-- REQUIRED WORK --
Would you retype all of these records exactly?

** Start of TASK DATA **

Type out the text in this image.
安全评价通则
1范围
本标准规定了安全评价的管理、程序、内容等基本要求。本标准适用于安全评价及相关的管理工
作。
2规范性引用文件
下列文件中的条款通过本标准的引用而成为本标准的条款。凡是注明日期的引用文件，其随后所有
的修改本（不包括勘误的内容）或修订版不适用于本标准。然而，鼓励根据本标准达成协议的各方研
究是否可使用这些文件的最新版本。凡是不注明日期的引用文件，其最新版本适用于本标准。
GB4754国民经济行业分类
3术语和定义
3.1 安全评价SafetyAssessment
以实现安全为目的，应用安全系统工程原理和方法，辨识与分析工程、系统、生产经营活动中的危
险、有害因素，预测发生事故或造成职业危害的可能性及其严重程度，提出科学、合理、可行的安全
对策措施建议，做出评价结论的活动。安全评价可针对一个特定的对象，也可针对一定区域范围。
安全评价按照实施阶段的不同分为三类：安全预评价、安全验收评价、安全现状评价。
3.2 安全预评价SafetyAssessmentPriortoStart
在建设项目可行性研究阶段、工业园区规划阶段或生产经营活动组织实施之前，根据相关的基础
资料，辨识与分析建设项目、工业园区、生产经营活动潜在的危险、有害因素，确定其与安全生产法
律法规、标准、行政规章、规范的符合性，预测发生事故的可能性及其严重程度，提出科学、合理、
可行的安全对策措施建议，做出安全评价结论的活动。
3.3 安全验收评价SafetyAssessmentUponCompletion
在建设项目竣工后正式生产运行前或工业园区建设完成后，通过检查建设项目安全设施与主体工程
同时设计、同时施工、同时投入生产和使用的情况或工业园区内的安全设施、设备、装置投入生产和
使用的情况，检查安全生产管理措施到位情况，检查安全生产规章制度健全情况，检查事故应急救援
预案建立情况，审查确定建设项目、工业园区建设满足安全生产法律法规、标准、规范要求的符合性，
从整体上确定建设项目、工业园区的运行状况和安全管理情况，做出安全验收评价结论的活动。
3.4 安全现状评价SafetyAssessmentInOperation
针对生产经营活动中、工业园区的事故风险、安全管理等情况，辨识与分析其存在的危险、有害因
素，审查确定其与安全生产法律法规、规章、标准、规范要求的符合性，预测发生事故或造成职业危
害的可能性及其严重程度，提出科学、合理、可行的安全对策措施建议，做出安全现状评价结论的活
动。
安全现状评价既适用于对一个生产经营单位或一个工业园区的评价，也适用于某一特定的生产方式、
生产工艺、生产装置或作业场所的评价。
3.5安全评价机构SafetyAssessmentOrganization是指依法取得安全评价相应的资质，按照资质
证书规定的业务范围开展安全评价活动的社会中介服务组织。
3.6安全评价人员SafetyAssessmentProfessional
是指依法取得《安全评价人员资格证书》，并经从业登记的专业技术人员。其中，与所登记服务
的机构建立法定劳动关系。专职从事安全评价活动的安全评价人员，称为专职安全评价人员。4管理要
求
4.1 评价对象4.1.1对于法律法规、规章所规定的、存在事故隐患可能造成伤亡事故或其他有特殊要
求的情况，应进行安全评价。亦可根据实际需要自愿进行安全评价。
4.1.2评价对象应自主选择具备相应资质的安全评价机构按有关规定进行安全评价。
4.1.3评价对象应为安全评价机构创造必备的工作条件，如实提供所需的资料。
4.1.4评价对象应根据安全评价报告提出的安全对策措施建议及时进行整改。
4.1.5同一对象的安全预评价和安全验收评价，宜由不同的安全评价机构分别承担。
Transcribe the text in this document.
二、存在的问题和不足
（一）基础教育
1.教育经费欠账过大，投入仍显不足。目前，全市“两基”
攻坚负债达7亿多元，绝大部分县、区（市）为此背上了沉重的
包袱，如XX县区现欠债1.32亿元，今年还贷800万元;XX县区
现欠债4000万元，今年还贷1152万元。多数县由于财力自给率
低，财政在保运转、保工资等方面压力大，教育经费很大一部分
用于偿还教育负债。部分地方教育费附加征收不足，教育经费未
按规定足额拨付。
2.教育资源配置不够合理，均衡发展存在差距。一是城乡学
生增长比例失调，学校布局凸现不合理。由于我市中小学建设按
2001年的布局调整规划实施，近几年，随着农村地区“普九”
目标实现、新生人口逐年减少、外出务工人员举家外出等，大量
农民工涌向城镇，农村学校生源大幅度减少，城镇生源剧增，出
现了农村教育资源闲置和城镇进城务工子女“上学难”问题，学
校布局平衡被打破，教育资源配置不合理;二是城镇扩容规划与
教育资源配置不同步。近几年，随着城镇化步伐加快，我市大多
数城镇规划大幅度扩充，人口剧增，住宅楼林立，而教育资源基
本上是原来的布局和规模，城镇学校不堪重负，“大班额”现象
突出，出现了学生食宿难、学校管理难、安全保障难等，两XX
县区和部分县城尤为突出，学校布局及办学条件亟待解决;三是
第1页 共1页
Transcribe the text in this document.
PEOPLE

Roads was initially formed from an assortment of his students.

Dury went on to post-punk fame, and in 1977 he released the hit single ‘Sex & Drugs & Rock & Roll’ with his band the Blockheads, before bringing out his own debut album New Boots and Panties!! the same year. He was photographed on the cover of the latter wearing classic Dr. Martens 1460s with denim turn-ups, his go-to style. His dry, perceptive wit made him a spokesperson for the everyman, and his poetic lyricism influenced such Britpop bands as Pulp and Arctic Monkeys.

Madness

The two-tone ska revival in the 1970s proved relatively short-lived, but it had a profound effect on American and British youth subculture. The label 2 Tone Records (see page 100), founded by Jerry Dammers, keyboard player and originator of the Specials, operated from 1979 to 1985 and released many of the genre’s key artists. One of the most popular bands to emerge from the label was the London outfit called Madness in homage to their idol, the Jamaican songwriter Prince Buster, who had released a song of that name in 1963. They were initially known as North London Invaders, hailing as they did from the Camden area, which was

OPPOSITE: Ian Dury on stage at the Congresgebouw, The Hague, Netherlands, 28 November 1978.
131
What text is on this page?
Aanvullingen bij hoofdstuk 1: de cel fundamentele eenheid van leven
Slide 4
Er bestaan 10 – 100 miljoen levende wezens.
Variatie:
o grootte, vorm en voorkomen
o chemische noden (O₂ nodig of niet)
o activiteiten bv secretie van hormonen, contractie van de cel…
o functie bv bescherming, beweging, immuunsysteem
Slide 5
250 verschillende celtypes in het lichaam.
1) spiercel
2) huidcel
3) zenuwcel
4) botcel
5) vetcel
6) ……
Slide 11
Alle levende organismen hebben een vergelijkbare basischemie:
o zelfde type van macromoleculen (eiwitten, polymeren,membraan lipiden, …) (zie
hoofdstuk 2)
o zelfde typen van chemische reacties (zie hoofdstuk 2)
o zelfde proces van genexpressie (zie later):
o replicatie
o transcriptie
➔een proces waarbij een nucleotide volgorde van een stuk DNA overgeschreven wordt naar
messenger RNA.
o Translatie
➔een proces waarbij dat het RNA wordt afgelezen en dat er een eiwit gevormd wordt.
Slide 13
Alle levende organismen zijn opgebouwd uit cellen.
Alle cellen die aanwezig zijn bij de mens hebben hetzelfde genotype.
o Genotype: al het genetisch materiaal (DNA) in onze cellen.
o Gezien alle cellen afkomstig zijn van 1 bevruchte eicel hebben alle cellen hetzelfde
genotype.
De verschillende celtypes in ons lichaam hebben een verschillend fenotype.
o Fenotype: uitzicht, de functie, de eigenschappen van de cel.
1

** End of TASK DATA **

-- CORRECT ANSWER --
Type out the text in this image.
安全评价通则
1范围
本标准规定了安全评价的管理、程序、内容等基本要求。本标准适用于安全评价及相关的管理工
作。
2规范性引用文件
下列文件中的条款通过本标准的引用而成为本标准的条款。凡是注明日期的引用文件，其随后所有
的修改本（不包括勘误的内容）或修订版不适用于本标准。然而，鼓励根据本标准达成协议的各方研
究是否可使用这些文件的最新版本。凡是不注明日期的引用文件，其最新版本适用于本标准。
GB4754国民经济行业分类
3术语和定义
3.1 安全评价SafetyAssessment
以实现安全为目的，应用安全系统工程原理和方法，辨识与分析工程、系统、生产经营活动中的危
险、有害因素，预测发生事故或造成职业危害的可能性及其严重程度，提出科学、合理、可行的安全
对策措施建议，做出评价结论的活动。安全评价可针对一个特定的对象，也可针对一定区域范围。
安全评价按照实施阶段的不同分为三类：安全预评价、安全验收评价、安全现状评价。
3.2 安全预评价SafetyAssessmentPriortoStart
在建设项目可行性研究阶段、工业园区规划阶段或生产经营活动组织实施之前，根据相关的基础
资料，辨识与分析建设项目、工业园区、生产经营活动潜在的危险、有害因素，确定其与安全生产法
律法规、标准、行政规章、规范的符合性，预测发生事故的可能性及其严重程度，提出科学、合理、
可行的安全对策措施建议，做出安全评价结论的活动。
3.3 安全验收评价SafetyAssessmentUponCompletion
在建设项目竣工后正式生产运行前或工业园区建设完成后，通过检查建设项目安全设施与主体工程
同时设计、同时施工、同时投入生产和使用的情况或工业园区内的安全设施、设备、装置投入生产和
使用的情况，检查安全生产管理措施到位情况，检查安全生产规章制度健全情况，检查事故应急救援
预案建立情况，审查确定建设项目、工业园区建设满足安全生产法律法规、标准、规范要求的符合性，
从整体上确定建设项目、工业园区的运行状况和安全管理情况，做出安全验收评价结论的活动。
3.4 安全现状评价SafetyAssessmentInOperation
针对生产经营活动中、工业园区的事故风险、安全管理等情况，辨识与分析其存在的危险、有害因
素，审查确定其与安全生产法律法规、规章、标准、规范要求的符合性，预测发生事故或造成职业危
害的可能性及其严重程度，提出科学、合理、可行的安全对策措施建议，做出安全现状评价结论的活
动。
安全现状评价既适用于对一个生产经营单位或一个工业园区的评价，也适用于某一特定的生产方式、
生产工艺、生产装置或作业场所的评价。
3.5安全评价机构SafetyAssessmentOrganization是指依法取得安全评价相应的资质，按照资质
证书规定的业务范围开展安全评价活动的社会中介服务组织。
3.6安全评价人员SafetyAssessmentProfessional
是指依法取得《安全评价人员资格证书》，并经从业登记的专业技术人员。其中，与所登记服务
的机构建立法定劳动关系。专职从事安全评价活动的安全评价人员，称为专职安全评价人员。4管理要
求
4.1 评价对象4.1.1对于法律法规、规章所规定的、存在事故隐患可能造成伤亡事故或其他有特殊要
求的情况，应进行安全评价。亦可根据实际需要自愿进行安全评价。
4.1.2评价对象应自主选择具备相应资质的安全评价机构按有关规定进行安全评价。
4.1.3评价对象应为安全评价机构创造必备的工作条件，如实提供所需的资料。
4.1.4评价对象应根据安全评价报告提出的安全对策措施建议及时进行整改。
4.1.5同一对象的安全预评价和安全验收评价，宜由不同的安全评价机构分别承担。
Transcribe the text in this document.
二、存在的问题和不足
（一）基础教育
1.教育经费欠账过大，投入仍显不足。目前，全市“两基”
攻坚负债达7亿多元，绝大部分县、区（市）为此背上了沉重的
包袱，如XX县区现欠债1.32亿元，今年还贷800万元;XX县区
现欠债4000万元，今年还贷1152万元。多数县由于财力自给率
低，财政在保运转、保工资等方面压力大，教育经费很大一部分
用于偿还教育负债。部分地方教育费附加征收不足，教育经费未
按规定足额拨付。
2.教育资源配置不够合理，均衡发展存在差距。一是城乡学
生增长比例失调，学校布局凸现不合理。由于我市中小学建设按
2001年的布局调整规划实施，近几年，随着农村地区“普九”
目标实现、新生人口逐年减少、外出务工人员举家外出等，大量
农民工涌向城镇，农村学校生源大幅度减少，城镇生源剧增，出
现了农村教育资源闲置和城镇进城务工子女“上学难”问题，学
校布局平衡被打破，教育资源配置不合理;二是城镇扩容规划与
教育资源配置不同步。近几年，随着城镇化步伐加快，我市大多
数城镇规划大幅度扩充，人口剧增，住宅楼林立，而教育资源基
本上是原来的布局和规模，城镇学校不堪重负，“大班额”现象
突出，出现了学生食宿难、学校管理难、安全保障难等，两XX
县区和部分县城尤为突出，学校布局及办学条件亟待解决;三是
第1页 共1页
Transcribe the text in this document.
PEOPLE

Roads was initially formed from an assortment of his students.

Dury went on to post-punk fame, and in 1977 he released the hit single ‘Sex & Drugs & Rock & Roll’ with his band the Blockheads, before bringing out his own debut album New Boots and Panties!! the same year. He was photographed on the cover of the latter wearing classic Dr. Martens 1460s with denim turn-ups, his go-to style. His dry, perceptive wit made him a spokesperson for the everyman, and his poetic lyricism influenced such Britpop bands as Pulp and Arctic Monkeys.

Madness

The two-tone ska revival in the 1970s proved relatively short-lived, but it had a profound effect on American and British youth subculture. The label 2 Tone Records (see page 100), founded by Jerry Dammers, keyboard player and originator of the Specials, operated from 1979 to 1985 and released many of the genre’s key artists. One of the most popular bands to emerge from the label was the London outfit called Madness in homage to their idol, the Jamaican songwriter Prince Buster, who had released a song of that name in 1963. They were initially known as North London Invaders, hailing as they did from the Camden area, which was

OPPOSITE: Ian Dury on stage at the Congresgebouw, The Hague, Netherlands, 28 November 1978.
131
What text is on this page?
Aanvullingen bij hoofdstuk 1: de cel fundamentele eenheid van leven
Slide 4
Er bestaan 10 – 100 miljoen levende wezens.
Variatie:
o grootte, vorm en voorkomen
o chemische noden (O₂ nodig of niet)
o activiteiten bv secretie van hormonen, contractie van de cel…
o functie bv bescherming, beweging, immuunsysteem
Slide 5
250 verschillende celtypes in het lichaam.
1) spiercel
2) huidcel
3) zenuwcel
4) botcel
5) vetcel
6) ……
Slide 11
Alle levende organismen hebben een vergelijkbare basischemie:
o zelfde type van macromoleculen (eiwitten, polymeren,membraan lipiden, …) (zie
hoofdstuk 2)
o zelfde typen van chemische reacties (zie hoofdstuk 2)
o zelfde proces van genexpressie (zie later):
o replicatie
o transcriptie
➔een proces waarbij een nucleotide volgorde van een stuk DNA overgeschreven wordt naar
messenger RNA.
o Translatie
➔een proces waarbij dat het RNA wordt afgelezen en dat er een eiwit gevormd wordt.
Slide 13
Alle levende organismen zijn opgebouwd uit cellen.
Alle cellen die aanwezig zijn bij de mens hebben hetzelfde genotype.
o Genotype: al het genetisch materiaal (DNA) in onze cellen.
o Gezien alle cellen afkomstig zijn van 1 bevruchte eicel hebben alle cellen hetzelfde
genotype.
De verschillende celtypes in ons lichaam hebben een verschillend fenotype.
o Fenotype: uitzicht, de functie, de eigenschappen van de cel.
1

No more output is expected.